** Exercise details **
All of the entries must be reproduced exactly, with no images carried over.

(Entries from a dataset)
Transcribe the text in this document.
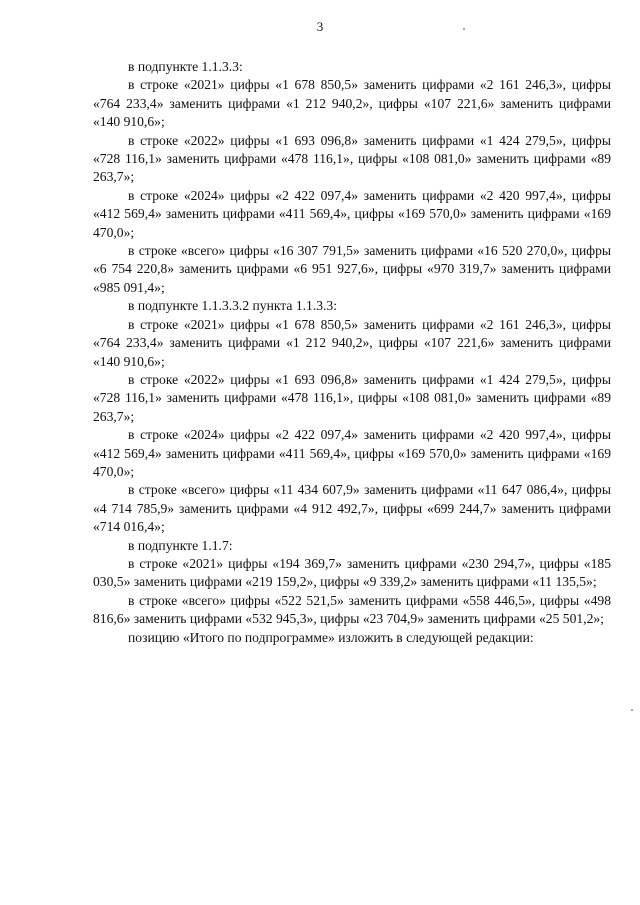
3

в подпункте 1.1.3.3:

в строке «2021» цифры «1 678 850,5» заменить цифрами «2 161 246,3», цифры «764 233,4» заменить цифрами «1 212 940,2», цифры «107 221,6» заменить цифрами «140 910,6»;

в строке «2022» цифры «1 693 096,8» заменить цифрами «1 424 279,5», цифры «728 116,1» заменить цифрами «478 116,1», цифры «108 081,0» заменить цифрами «89 263,7»;

в строке «2024» цифры «2 422 097,4» заменить цифрами «2 420 997,4», цифры «412 569,4» заменить цифрами «411 569,4», цифры «169 570,0» заменить цифрами «169 470,0»;

в строке «всего» цифры «16 307 791,5» заменить цифрами «16 520 270,0», цифры «6 754 220,8» заменить цифрами «6 951 927,6», цифры «970 319,7» заменить цифрами «985 091,4»;

в подпункте 1.1.3.3.2 пункта 1.1.3.3:

в строке «2021» цифры «1 678 850,5» заменить цифрами «2 161 246,3», цифры «764 233,4» заменить цифрами «1 212 940,2», цифры «107 221,6» заменить цифрами «140 910,6»;

в строке «2022» цифры «1 693 096,8» заменить цифрами «1 424 279,5», цифры «728 116,1» заменить цифрами «478 116,1», цифры «108 081,0» заменить цифрами «89 263,7»;

в строке «2024» цифры «2 422 097,4» заменить цифрами «2 420 997,4», цифры «412 569,4» заменить цифрами «411 569,4», цифры «169 570,0» заменить цифрами «169 470,0»;

в строке «всего» цифры «11 434 607,9» заменить цифрами «11 647 086,4», цифры «4 714 785,9» заменить цифрами «4 912 492,7», цифры «699 244,7» заменить цифрами «714 016,4»;

в подпункте 1.1.7:

в строке «2021» цифры «194 369,7» заменить цифрами «230 294,7», цифры «185 030,5» заменить цифрами «219 159,2», цифры «9 339,2» заменить цифрами «11 135,5»;

в строке «всего» цифры «522 521,5» заменить цифрами «558 446,5», цифры «498 816,6» заменить цифрами «532 945,3», цифры «23 704,9» заменить цифрами «25 501,2»;

позицию «Итого по подпрограмме» изложить в следующей редакции:
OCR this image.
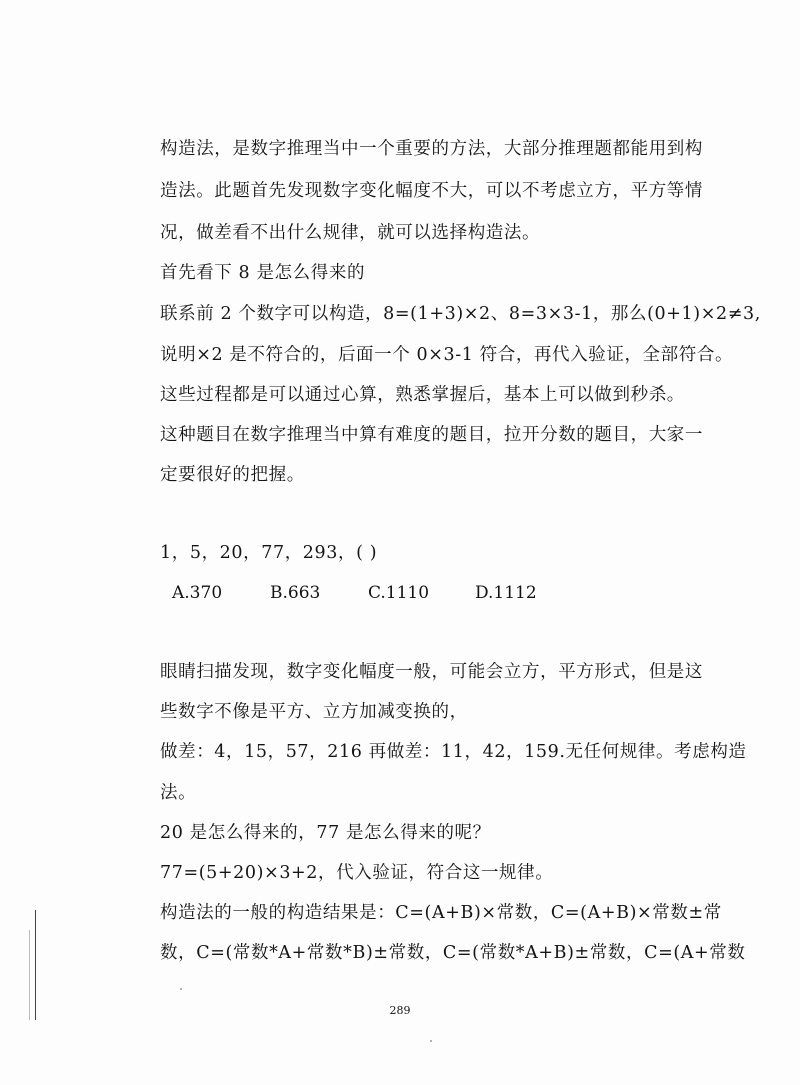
构造法，是数字推理当中一个重要的方法，大部分推理题都能用到构
造法。此题首先发现数字变化幅度不大，可以不考虑立方，平方等情
况，做差看不出什么规律，就可以选择构造法。
首先看下 8 是怎么得来的
联系前 2 个数字可以构造，8=(1+3)×2、8=3×3-1，那么(0+1)×2≠3,
说明×2 是不符合的，后面一个 0×3-1 符合，再代入验证，全部符合。
这些过程都是可以通过心算，熟悉掌握后，基本上可以做到秒杀。
这种题目在数字推理当中算有难度的题目，拉开分数的题目，大家一
定要很好的把握。
1，5，20，77，293，( )
A.370	B.663	C.1110	D.1112
眼睛扫描发现，数字变化幅度一般，可能会立方，平方形式，但是这
些数字不像是平方、立方加减变换的，
做差：4，15，57，216 再做差：11，42，159.无任何规律。考虑构造
法。
20 是怎么得来的，77 是怎么得来的呢？
77=(5+20)×3+2，代入验证，符合这一规律。
构造法的一般的构造结果是：C=(A+B)×常数，C=(A+B)×常数±常
数，C=(常数*A+常数*B)±常数，C=(常数*A+B)±常数，C=(A+常数
289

** Answer to this problem **
Transcribe the text in this document.
3

в подпункте 1.1.3.3:

в строке «2021» цифры «1 678 850,5» заменить цифрами «2 161 246,3», цифры «764 233,4» заменить цифрами «1 212 940,2», цифры «107 221,6» заменить цифрами «140 910,6»;

в строке «2022» цифры «1 693 096,8» заменить цифрами «1 424 279,5», цифры «728 116,1» заменить цифрами «478 116,1», цифры «108 081,0» заменить цифрами «89 263,7»;

в строке «2024» цифры «2 422 097,4» заменить цифрами «2 420 997,4», цифры «412 569,4» заменить цифрами «411 569,4», цифры «169 570,0» заменить цифрами «169 470,0»;

в строке «всего» цифры «16 307 791,5» заменить цифрами «16 520 270,0», цифры «6 754 220,8» заменить цифрами «6 951 927,6», цифры «970 319,7» заменить цифрами «985 091,4»;

в подпункте 1.1.3.3.2 пункта 1.1.3.3:

в строке «2021» цифры «1 678 850,5» заменить цифрами «2 161 246,3», цифры «764 233,4» заменить цифрами «1 212 940,2», цифры «107 221,6» заменить цифрами «140 910,6»;

в строке «2022» цифры «1 693 096,8» заменить цифрами «1 424 279,5», цифры «728 116,1» заменить цифрами «478 116,1», цифры «108 081,0» заменить цифрами «89 263,7»;

в строке «2024» цифры «2 422 097,4» заменить цифрами «2 420 997,4», цифры «412 569,4» заменить цифрами «411 569,4», цифры «169 570,0» заменить цифрами «169 470,0»;

в строке «всего» цифры «11 434 607,9» заменить цифрами «11 647 086,4», цифры «4 714 785,9» заменить цифрами «4 912 492,7», цифры «699 244,7» заменить цифрами «714 016,4»;

в подпункте 1.1.7:

в строке «2021» цифры «194 369,7» заменить цифрами «230 294,7», цифры «185 030,5» заменить цифрами «219 159,2», цифры «9 339,2» заменить цифрами «11 135,5»;

в строке «всего» цифры «522 521,5» заменить цифрами «558 446,5», цифры «498 816,6» заменить цифрами «532 945,3», цифры «23 704,9» заменить цифрами «25 501,2»;

позицию «Итого по подпрограмме» изложить в следующей редакции:
OCR this image.
构造法，是数字推理当中一个重要的方法，大部分推理题都能用到构
造法。此题首先发现数字变化幅度不大，可以不考虑立方，平方等情
况，做差看不出什么规律，就可以选择构造法。
首先看下 8 是怎么得来的
联系前 2 个数字可以构造，8=(1+3)×2、8=3×3-1，那么(0+1)×2≠3,
说明×2 是不符合的，后面一个 0×3-1 符合，再代入验证，全部符合。
这些过程都是可以通过心算，熟悉掌握后，基本上可以做到秒杀。
这种题目在数字推理当中算有难度的题目，拉开分数的题目，大家一
定要很好的把握。
1，5，20，77，293，( )
A.370	B.663	C.1110	D.1112
眼睛扫描发现，数字变化幅度一般，可能会立方，平方形式，但是这
些数字不像是平方、立方加减变换的，
做差：4，15，57，216 再做差：11，42，159.无任何规律。考虑构造
法。
20 是怎么得来的，77 是怎么得来的呢？
77=(5+20)×3+2，代入验证，符合这一规律。
构造法的一般的构造结果是：C=(A+B)×常数，C=(A+B)×常数±常
数，C=(常数*A+常数*B)±常数，C=(常数*A+B)±常数，C=(A+常数
289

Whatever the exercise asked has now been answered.